- _The problem_
Your task is to write out the complete listing exactly as it is shown.

Lines of data
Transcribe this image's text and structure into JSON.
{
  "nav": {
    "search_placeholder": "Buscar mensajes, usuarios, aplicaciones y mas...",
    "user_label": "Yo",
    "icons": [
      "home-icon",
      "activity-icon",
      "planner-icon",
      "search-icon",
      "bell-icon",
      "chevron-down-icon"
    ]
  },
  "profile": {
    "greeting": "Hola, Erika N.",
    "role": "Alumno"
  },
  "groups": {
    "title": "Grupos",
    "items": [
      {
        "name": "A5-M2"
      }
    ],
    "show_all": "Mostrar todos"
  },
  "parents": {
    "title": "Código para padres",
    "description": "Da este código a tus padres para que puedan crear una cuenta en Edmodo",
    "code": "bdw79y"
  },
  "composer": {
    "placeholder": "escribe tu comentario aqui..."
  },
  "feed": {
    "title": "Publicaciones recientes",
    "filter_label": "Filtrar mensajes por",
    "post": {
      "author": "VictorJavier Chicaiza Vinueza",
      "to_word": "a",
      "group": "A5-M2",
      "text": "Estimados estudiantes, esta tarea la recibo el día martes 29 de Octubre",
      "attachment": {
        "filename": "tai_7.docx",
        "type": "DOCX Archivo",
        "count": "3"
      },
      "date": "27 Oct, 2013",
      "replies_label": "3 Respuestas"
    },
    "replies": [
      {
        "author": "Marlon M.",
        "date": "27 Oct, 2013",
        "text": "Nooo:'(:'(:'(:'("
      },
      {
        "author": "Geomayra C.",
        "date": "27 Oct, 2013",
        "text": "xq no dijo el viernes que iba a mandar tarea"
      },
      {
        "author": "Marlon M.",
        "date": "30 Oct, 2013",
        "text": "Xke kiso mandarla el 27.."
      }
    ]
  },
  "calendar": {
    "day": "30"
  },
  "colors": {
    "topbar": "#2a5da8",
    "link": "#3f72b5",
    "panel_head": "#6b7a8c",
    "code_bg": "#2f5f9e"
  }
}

- _Exercise result_
Transcribe this image's text and structure into JSON.
{
  "nav": {
    "search_placeholder": "Buscar mensajes, usuarios, aplicaciones y mas...",
    "user_label": "Yo",
    "icons": [
      "home-icon",
      "activity-icon",
      "planner-icon",
      "search-icon",
      "bell-icon",
      "chevron-down-icon"
    ]
  },
  "profile": {
    "greeting": "Hola, Erika N.",
    "role": "Alumno"
  },
  "groups": {
    "title": "Grupos",
    "items": [
      {
        "name": "A5-M2"
      }
    ],
    "show_all": "Mostrar todos"
  },
  "parents": {
    "title": "Código para padres",
    "description": "Da este código a tus padres para que puedan crear una cuenta en Edmodo",
    "code": "bdw79y"
  },
  "composer": {
    "placeholder": "escribe tu comentario aqui..."
  },
  "feed": {
    "title": "Publicaciones recientes",
    "filter_label": "Filtrar mensajes por",
    "post": {
      "author": "VictorJavier Chicaiza Vinueza",
      "to_word": "a",
      "group": "A5-M2",
      "text": "Estimados estudiantes, esta tarea la recibo el día martes 29 de Octubre",
      "attachment": {
        "filename": "tai_7.docx",
        "type": "DOCX Archivo",
        "count": "3"
      },
      "date": "27 Oct, 2013",
      "replies_label": "3 Respuestas"
    },
    "replies": [
      {
        "author": "Marlon M.",
        "date": "27 Oct, 2013",
        "text": "Nooo:'(:'(:'(:'("
      },
      {
        "author": "Geomayra C.",
        "date": "27 Oct, 2013",
        "text": "xq no dijo el viernes que iba a mandar tarea"
      },
      {
        "author": "Marlon M.",
        "date": "30 Oct, 2013",
        "text": "Xke kiso mandarla el 27.."
      }
    ]
  },
  "calendar": {
    "day": "30"
  },
  "colors": {
    "topbar": "#2a5da8",
    "link": "#3f72b5",
    "panel_head": "#6b7a8c",
    "code_bg": "#2f5f9e"
  }
}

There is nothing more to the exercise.